» PROBLEMS TO WORK ON:
a - In the excerpt on community violence and policing, how many years did the reader who lived in DC work at the elementary school east of the Anacostia River?
b - Quote the excerpt on community violence and policing word for word, starting at "It is true that" and ending at "New York Times.".

» TEXT EXCERPT:

::::

This ignores the deep concern residents of these communities do have about community violence. When I lived in DC, I worked for four years at an elementary school east of the Anacostia River, i.e. an overwhelming Black neighborhood. Community violence was definitely a problem and I can remember two occasions when kids were hustled back into the building from recess when gunshots could be heard in the immediate vicinity. One particularly horrible shooting happened half a mile from the school the summer before I moved.
I found that the parents and grandparents of the students were very concerned about violence and could cite offhand the local police precinct’s homicide clearance rate. Local churches advocated and pleaded with the police to curb this violence. It is not the case that Black people care about police violence at the expense of community violence. They care deeply about both.
It is true that when an unarmed Black person is killed by police it is, since Michael Brown, national news. Rightly so, and there is an ever longer list of names we know. But community violence is still local news and residents of those communities care about it, even if it’s not in the New York Times.
Reading your essay, I was glad you avoided the worst tropes of the genre. You acknowledge that police killings of Black people are a terrible problem that people are rightly concerned about, and that Black people care very much about community violence even if it is not national news. So why do you frame the piece as if only some Black lives matter? And why do you drive yourself into paroxysms of anxiety about voices on the woke left when you recognize that they and their views are a small minority nationally and among African Americans?
Glenn Loury would agree with that reader about these stories “not being in the New York Times” and other national op-ed pages. This week Glenn went on a righteous rant:
This next reader has taken action:
As someone involved in the defunding movement, I’ll say that what we are looking for is an alternative to police being the only thing that ever is considered as a response to violence. So in St. Louis, where I live, we call it “reimagining public safety” and bringing the Cure Violence program here is a big part of that. This is proving to be a super slow process, but I very much encourage you to watch the informational videos on the group, which started in Chicago. It’s also featured in the documentary “The Interrupters.” (I also recommend Matt Taibbi’s underrated book, I Can’t Breathe, about the Eric Garner killing.) Maybe you are already familiar with this group, as the caption of the photograph refers to a violence interrupter. Regardless, if you care about it, maybe more publicity for their approach would be good?
Agreed. One more reader:
Katie Herzog responded to a dissent last week by concluding, “These people [HRC et al.] may be trying to help, but spreading these myths gives trans people the false impression that they are going to be murdered every time they leave the house.”
Likewise, the ceaseless drumbeat that police are fundamentally motivated by racism does not help Black communities. We are teaching people that because the police are out to get them, desperate behaviors are necessary (e.g. fleeing) — behaviors that will only escalate encounters and increase the chances they end in tragedy. And encouraging an antagonistic attitude towards the police makes crimes in these communities much more difficult to solve (and thus deter).
Yes, of course we need to stop excusing actual police misconduct, and the police should not be blindly supported in all things. Yes, of course we need to put clearly defined limitations on the use of force and consistently enforce them. These are all good conversations to have. But saying things like, “The policeman who pulls you over for an expired vehicle registration probably hates you for the color of your skin and is looking for any excuse to attack,” a.k.a. “the Talk”? That doesn’t help anyone.

::::

» RECORDS SHOWN:
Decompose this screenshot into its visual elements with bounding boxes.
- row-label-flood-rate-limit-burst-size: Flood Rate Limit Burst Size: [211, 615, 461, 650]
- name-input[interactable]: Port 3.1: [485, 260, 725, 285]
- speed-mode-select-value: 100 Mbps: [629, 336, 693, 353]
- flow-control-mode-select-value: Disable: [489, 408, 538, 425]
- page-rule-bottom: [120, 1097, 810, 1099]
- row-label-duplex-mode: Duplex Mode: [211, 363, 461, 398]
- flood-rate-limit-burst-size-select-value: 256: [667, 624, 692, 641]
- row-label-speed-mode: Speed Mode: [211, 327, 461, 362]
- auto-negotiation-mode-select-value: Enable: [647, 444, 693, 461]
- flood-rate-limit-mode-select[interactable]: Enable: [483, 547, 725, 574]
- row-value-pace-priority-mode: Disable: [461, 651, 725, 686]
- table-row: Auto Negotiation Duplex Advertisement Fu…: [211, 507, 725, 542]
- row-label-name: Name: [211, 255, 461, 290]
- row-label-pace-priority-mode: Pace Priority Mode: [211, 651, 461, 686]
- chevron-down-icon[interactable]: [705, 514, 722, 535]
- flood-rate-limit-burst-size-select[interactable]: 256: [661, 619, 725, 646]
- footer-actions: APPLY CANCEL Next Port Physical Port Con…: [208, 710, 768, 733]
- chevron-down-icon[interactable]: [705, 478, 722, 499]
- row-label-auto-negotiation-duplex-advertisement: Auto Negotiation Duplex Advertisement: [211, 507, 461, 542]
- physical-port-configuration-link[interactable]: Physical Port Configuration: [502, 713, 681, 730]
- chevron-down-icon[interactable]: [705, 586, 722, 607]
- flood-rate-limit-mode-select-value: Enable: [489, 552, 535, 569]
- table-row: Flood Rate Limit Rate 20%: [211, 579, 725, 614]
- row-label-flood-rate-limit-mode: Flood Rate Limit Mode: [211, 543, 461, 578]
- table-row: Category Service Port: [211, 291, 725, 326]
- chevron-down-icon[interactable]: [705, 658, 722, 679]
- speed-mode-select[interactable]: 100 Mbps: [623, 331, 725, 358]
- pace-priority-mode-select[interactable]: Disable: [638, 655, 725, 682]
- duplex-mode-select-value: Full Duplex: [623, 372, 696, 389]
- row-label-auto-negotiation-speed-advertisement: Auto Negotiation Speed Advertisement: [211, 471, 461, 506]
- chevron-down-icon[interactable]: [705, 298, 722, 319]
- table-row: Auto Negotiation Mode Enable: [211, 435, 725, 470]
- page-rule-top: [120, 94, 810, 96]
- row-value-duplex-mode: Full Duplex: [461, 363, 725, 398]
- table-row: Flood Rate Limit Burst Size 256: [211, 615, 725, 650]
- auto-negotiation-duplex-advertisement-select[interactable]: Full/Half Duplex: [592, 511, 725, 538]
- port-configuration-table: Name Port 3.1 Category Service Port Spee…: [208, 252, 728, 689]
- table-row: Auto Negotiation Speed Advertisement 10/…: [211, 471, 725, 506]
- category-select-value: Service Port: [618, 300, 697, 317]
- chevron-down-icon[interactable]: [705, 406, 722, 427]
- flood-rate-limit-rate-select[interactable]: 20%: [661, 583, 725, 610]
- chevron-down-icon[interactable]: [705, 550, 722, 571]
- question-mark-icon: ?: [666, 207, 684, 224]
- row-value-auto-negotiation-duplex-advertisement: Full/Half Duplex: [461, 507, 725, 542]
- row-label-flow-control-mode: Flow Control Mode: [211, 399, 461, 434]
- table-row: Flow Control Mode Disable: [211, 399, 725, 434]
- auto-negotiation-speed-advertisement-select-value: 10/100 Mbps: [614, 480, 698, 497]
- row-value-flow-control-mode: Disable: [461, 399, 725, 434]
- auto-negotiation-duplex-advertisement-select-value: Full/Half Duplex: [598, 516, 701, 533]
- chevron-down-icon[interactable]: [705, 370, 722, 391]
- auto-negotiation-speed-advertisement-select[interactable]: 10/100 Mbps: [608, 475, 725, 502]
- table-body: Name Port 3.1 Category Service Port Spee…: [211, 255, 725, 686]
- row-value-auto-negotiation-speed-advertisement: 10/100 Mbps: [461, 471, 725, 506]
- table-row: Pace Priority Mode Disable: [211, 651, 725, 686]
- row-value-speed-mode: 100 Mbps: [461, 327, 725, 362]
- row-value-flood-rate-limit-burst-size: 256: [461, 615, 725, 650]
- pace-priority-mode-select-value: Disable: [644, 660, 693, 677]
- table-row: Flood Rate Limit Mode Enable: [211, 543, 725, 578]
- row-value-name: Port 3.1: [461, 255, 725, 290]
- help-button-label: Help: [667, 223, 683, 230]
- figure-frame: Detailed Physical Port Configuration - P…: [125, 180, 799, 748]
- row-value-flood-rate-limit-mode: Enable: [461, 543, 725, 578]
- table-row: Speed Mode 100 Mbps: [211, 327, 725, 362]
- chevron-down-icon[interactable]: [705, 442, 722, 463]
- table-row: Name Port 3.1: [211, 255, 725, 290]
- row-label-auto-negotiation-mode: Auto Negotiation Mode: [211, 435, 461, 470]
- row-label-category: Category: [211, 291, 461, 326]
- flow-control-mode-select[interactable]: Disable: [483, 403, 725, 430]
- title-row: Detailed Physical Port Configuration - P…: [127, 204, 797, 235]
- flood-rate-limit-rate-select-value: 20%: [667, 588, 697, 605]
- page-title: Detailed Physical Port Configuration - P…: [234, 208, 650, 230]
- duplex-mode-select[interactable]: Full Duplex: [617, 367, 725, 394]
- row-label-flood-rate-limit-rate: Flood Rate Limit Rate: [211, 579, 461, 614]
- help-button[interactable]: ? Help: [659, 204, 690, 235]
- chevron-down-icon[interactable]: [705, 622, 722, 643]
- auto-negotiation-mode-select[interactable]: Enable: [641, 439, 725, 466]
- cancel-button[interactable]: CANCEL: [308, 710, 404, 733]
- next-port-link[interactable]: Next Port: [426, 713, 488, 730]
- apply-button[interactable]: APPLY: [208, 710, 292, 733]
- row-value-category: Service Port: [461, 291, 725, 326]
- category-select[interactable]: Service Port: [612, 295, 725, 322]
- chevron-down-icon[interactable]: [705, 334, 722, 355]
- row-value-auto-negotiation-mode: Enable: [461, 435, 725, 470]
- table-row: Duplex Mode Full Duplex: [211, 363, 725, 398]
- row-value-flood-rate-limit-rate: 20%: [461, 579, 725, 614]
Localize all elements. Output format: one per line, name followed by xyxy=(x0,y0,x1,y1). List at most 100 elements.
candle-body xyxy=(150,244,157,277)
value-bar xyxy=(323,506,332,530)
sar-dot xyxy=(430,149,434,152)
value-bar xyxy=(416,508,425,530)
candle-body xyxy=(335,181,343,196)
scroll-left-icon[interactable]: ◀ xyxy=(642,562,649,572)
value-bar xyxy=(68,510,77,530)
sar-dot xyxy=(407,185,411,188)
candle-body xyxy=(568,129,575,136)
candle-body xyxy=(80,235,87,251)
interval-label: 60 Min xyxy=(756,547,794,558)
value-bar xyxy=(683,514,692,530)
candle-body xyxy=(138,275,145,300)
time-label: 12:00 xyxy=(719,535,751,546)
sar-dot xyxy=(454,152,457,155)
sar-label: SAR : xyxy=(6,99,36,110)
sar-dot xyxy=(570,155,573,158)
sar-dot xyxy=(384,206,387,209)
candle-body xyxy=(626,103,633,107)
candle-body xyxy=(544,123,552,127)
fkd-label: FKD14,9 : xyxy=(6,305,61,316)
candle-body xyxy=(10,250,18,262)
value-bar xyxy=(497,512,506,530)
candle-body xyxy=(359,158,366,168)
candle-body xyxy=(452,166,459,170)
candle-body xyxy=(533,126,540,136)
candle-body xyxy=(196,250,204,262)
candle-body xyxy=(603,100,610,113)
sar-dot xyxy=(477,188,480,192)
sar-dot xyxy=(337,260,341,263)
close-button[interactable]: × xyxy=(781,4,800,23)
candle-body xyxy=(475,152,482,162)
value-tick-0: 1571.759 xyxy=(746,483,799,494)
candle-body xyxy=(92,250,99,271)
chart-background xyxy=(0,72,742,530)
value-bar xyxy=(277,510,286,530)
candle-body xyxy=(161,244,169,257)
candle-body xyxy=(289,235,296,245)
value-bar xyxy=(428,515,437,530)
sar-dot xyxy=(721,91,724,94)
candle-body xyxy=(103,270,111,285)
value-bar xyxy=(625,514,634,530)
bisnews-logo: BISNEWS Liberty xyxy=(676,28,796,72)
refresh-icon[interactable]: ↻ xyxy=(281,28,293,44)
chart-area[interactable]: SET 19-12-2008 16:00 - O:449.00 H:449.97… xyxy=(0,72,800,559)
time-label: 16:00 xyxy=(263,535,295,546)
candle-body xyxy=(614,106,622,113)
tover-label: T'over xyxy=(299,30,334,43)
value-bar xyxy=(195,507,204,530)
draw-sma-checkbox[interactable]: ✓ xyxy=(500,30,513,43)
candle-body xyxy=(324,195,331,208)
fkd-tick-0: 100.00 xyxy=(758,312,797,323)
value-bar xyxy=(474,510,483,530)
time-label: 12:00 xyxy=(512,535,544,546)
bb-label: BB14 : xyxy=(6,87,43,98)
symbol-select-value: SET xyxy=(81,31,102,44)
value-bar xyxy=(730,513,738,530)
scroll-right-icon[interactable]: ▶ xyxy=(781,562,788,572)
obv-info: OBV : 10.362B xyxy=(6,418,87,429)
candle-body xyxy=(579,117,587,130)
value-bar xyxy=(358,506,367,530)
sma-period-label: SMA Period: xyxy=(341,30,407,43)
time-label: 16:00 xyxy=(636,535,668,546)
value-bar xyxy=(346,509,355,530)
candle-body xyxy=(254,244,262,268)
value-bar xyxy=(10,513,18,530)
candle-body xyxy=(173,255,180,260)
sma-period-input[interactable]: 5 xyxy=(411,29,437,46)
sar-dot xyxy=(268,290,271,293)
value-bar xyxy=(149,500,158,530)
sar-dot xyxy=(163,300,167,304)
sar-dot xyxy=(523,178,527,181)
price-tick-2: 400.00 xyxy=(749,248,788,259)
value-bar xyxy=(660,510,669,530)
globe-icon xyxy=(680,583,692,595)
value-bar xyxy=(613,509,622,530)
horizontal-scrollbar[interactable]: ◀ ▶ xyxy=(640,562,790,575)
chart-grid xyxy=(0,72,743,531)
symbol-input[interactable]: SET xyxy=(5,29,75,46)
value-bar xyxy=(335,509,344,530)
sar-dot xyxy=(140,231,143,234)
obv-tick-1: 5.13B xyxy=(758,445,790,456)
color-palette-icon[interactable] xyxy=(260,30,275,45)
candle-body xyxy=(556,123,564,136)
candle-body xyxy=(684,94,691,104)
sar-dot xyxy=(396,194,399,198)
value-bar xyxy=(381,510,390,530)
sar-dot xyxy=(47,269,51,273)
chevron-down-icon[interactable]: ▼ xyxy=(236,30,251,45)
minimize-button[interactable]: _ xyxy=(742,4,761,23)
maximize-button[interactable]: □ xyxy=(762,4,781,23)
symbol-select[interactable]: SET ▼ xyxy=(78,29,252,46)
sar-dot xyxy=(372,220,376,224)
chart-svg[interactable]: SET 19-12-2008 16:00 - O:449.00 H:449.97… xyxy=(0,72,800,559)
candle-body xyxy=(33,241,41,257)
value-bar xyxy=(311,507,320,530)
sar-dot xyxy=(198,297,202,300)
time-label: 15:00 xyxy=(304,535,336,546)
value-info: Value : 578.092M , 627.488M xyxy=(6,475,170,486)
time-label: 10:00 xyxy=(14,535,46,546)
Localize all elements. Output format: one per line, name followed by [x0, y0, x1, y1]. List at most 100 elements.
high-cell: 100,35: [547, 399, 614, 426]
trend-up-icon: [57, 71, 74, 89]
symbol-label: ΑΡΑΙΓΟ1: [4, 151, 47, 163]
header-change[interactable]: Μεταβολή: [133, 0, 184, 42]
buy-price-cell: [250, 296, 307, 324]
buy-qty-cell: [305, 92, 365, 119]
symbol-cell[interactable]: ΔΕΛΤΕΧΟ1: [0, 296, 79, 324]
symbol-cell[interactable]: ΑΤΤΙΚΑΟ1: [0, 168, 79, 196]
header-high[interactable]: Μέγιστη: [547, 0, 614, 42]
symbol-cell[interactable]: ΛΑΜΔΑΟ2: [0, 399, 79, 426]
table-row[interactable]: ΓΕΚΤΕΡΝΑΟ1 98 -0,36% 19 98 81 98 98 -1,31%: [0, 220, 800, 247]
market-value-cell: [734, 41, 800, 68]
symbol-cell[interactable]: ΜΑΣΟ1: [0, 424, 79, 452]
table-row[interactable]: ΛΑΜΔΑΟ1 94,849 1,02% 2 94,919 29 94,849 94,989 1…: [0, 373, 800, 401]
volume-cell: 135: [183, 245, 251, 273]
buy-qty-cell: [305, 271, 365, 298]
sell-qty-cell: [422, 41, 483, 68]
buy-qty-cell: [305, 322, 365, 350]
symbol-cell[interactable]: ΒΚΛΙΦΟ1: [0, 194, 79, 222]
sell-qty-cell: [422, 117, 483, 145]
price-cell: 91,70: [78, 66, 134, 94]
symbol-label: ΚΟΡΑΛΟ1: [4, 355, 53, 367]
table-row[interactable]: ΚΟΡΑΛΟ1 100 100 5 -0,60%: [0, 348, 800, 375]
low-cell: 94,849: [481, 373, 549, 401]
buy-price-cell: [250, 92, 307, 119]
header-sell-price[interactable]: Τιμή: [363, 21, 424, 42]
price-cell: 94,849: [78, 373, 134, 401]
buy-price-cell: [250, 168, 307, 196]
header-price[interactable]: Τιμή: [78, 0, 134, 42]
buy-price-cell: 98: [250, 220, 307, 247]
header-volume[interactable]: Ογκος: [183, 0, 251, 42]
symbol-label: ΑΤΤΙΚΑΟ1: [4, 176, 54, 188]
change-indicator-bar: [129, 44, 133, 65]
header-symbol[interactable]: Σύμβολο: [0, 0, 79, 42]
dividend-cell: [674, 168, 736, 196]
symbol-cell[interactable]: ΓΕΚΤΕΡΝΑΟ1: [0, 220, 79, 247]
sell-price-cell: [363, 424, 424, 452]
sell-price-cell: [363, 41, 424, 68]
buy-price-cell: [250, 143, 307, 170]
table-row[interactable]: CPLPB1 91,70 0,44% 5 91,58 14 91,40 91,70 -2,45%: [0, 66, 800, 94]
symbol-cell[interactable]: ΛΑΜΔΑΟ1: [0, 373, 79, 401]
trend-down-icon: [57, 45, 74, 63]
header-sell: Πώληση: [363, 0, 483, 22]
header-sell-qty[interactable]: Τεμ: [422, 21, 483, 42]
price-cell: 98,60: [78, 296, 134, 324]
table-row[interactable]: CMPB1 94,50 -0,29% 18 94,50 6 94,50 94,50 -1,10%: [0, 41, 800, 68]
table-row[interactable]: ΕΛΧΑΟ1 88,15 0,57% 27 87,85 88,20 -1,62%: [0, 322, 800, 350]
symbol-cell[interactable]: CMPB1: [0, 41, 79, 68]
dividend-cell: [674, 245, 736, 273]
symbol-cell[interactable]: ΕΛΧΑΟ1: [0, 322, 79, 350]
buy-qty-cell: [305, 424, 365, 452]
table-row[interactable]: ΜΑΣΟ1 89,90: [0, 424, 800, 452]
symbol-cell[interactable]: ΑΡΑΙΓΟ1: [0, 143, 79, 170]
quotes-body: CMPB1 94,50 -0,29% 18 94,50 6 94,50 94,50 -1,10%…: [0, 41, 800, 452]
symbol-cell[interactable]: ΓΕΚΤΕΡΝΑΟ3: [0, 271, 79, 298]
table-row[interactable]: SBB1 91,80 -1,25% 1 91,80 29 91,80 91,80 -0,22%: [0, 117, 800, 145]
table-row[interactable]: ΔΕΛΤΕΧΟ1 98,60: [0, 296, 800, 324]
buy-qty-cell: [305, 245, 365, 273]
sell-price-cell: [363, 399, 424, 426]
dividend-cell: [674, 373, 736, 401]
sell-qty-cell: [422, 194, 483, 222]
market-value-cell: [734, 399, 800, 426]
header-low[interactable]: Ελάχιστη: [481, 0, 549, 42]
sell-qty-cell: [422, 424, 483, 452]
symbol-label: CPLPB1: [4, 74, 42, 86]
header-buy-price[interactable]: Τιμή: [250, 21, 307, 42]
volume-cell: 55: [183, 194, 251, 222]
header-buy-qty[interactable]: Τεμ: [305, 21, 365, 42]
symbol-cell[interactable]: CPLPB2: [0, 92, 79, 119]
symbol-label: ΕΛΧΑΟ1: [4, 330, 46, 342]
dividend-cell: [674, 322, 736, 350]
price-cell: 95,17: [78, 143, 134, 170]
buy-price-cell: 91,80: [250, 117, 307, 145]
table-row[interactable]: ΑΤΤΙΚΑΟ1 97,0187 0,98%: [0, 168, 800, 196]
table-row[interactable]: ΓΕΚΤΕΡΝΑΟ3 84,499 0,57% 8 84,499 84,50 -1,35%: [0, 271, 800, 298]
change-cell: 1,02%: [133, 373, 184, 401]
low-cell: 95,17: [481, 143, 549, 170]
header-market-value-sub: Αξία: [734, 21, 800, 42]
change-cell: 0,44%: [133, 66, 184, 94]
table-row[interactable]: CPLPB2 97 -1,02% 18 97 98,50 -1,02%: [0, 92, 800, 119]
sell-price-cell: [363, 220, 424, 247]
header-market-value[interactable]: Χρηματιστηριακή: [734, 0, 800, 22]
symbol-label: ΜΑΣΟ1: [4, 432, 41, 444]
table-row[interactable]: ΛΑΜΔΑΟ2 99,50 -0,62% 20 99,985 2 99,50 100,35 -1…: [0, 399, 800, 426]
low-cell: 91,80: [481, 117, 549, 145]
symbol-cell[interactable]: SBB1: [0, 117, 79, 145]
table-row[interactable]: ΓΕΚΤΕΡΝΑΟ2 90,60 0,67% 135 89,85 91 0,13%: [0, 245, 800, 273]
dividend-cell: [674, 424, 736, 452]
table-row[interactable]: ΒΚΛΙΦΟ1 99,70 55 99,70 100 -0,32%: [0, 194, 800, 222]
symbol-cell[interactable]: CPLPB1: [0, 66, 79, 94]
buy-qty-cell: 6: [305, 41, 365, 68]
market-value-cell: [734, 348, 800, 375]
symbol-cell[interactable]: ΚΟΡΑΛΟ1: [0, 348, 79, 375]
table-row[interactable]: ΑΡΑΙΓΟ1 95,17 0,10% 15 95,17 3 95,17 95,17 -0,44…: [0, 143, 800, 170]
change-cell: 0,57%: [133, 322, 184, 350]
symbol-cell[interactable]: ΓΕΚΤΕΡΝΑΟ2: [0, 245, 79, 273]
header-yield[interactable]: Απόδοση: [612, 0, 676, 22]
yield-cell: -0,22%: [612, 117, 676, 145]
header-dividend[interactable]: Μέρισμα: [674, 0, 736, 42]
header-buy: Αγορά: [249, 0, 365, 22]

::::

» LIST OF ANSWERS:
a - Four years.

b -
It is true that when an unarmed Black person is killed by police it is, since Michael Brown, national news. Rightly so, and there is an ever longer list of names we know. But community violence is still local news and residents of those communities care about it, even if it’s not in the New York Times.